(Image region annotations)
* Start *

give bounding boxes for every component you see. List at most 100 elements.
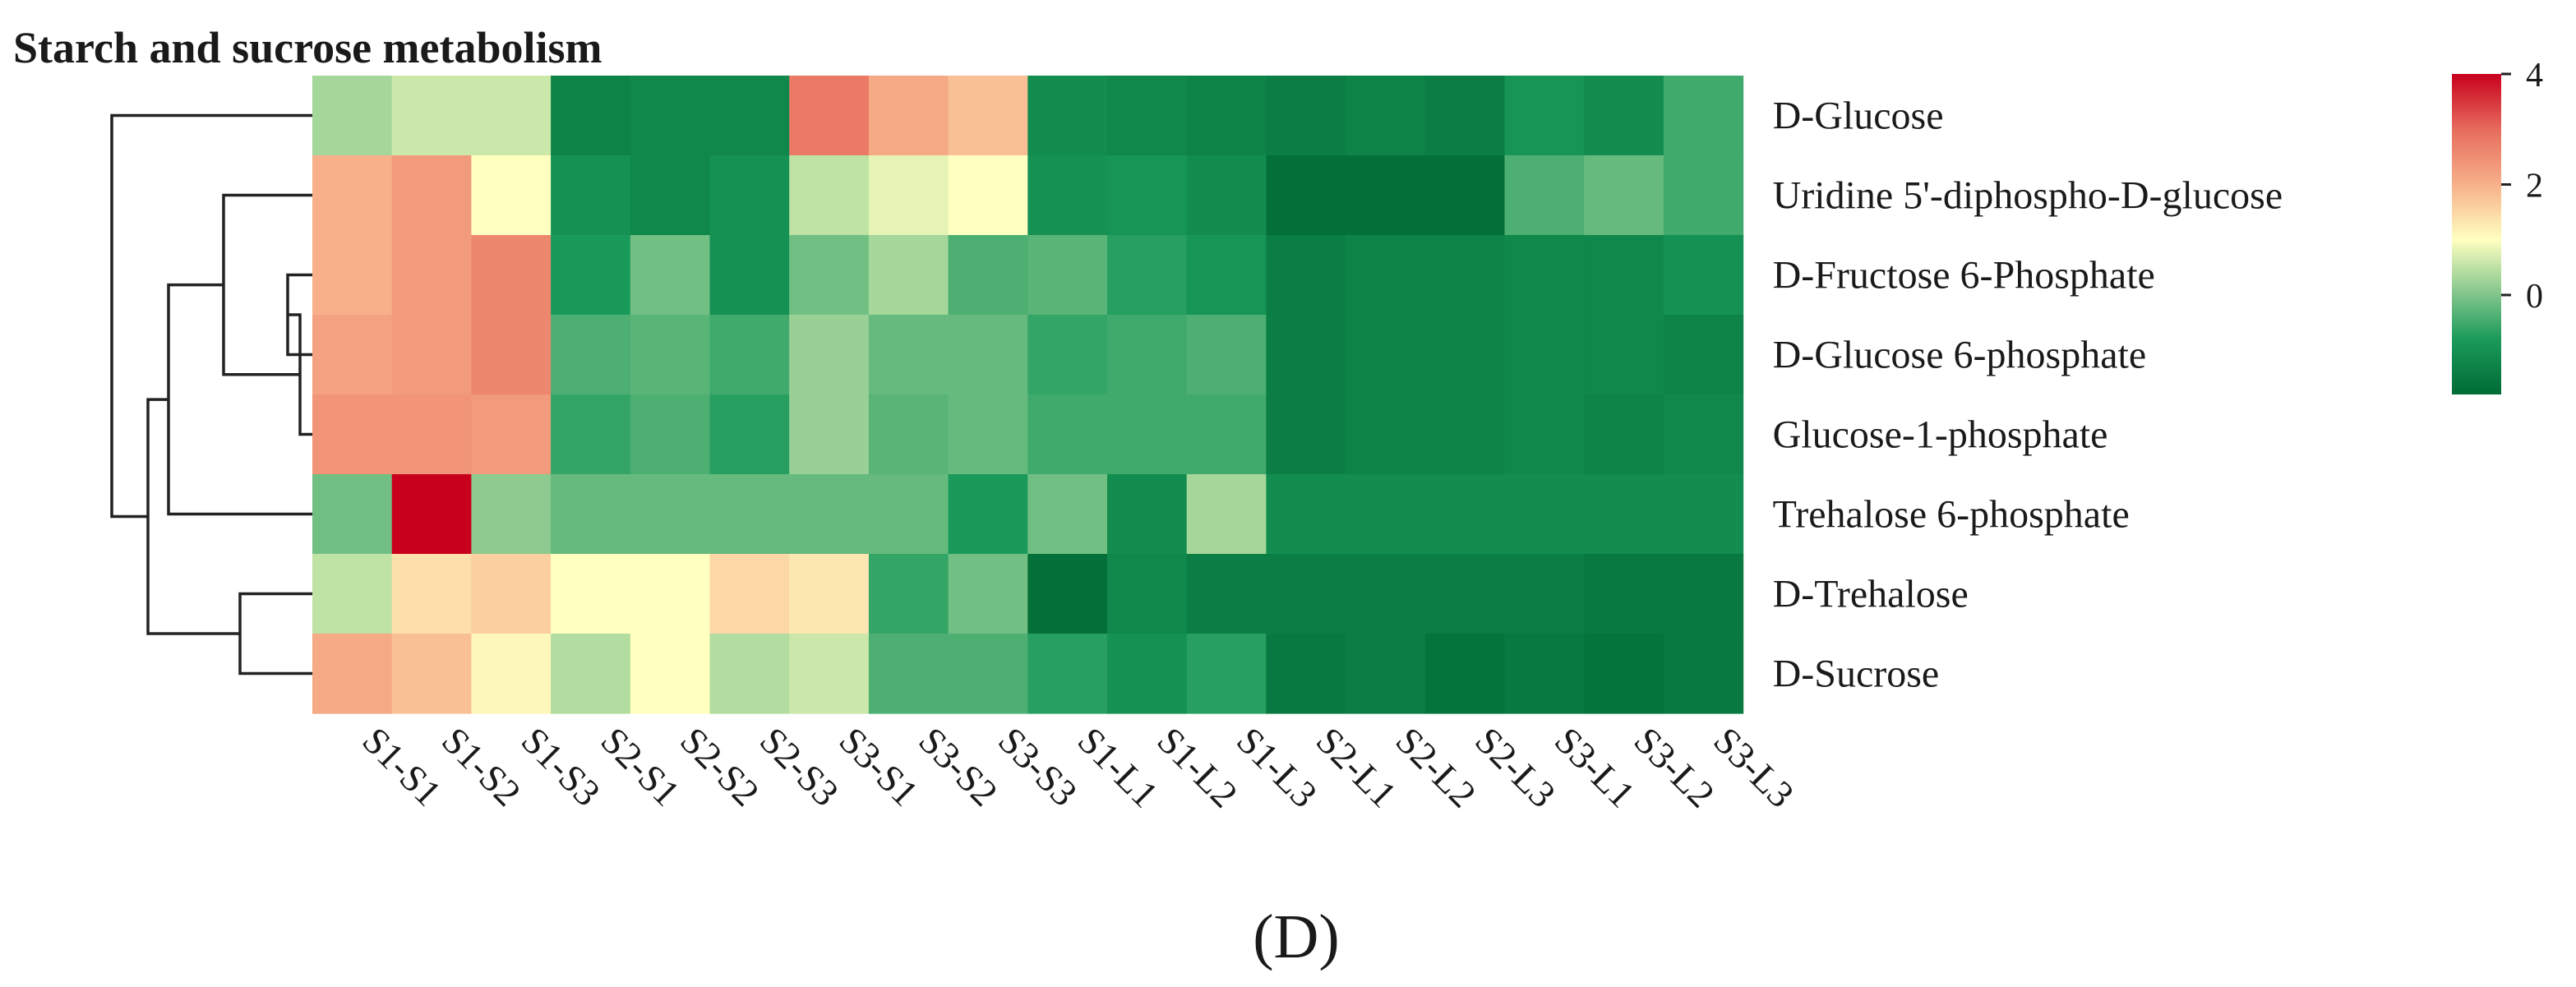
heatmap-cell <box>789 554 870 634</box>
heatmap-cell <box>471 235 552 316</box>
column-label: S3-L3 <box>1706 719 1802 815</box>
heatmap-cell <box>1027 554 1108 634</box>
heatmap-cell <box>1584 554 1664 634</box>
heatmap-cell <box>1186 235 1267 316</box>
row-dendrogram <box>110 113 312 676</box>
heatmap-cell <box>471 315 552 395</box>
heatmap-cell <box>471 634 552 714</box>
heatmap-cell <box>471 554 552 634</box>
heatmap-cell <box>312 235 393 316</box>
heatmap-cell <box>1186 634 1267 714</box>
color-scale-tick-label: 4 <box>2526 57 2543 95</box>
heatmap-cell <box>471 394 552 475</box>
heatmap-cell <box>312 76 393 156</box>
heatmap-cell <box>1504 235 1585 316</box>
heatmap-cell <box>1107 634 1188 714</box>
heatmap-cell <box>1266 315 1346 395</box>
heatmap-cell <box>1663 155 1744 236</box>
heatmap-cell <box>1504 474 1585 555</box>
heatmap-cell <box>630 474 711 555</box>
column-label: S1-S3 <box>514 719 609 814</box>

* End *

#### What is needed
Retype the lines of the material above, starting at the line containing "heatmap-cell <box>789 554 870 634</box>" and ending after the line containing "heatmap-cell <box>312 235 393 316</box>".

#### Exercise output
heatmap-cell <box>789 554 870 634</box>
heatmap-cell <box>471 235 552 316</box>
column-label: S3-L3 <box>1706 719 1802 815</box>
heatmap-cell <box>1027 554 1108 634</box>
heatmap-cell <box>1584 554 1664 634</box>
heatmap-cell <box>1186 235 1267 316</box>
row-dendrogram <box>110 113 312 676</box>
heatmap-cell <box>471 315 552 395</box>
heatmap-cell <box>471 634 552 714</box>
heatmap-cell <box>471 554 552 634</box>
heatmap-cell <box>312 235 393 316</box>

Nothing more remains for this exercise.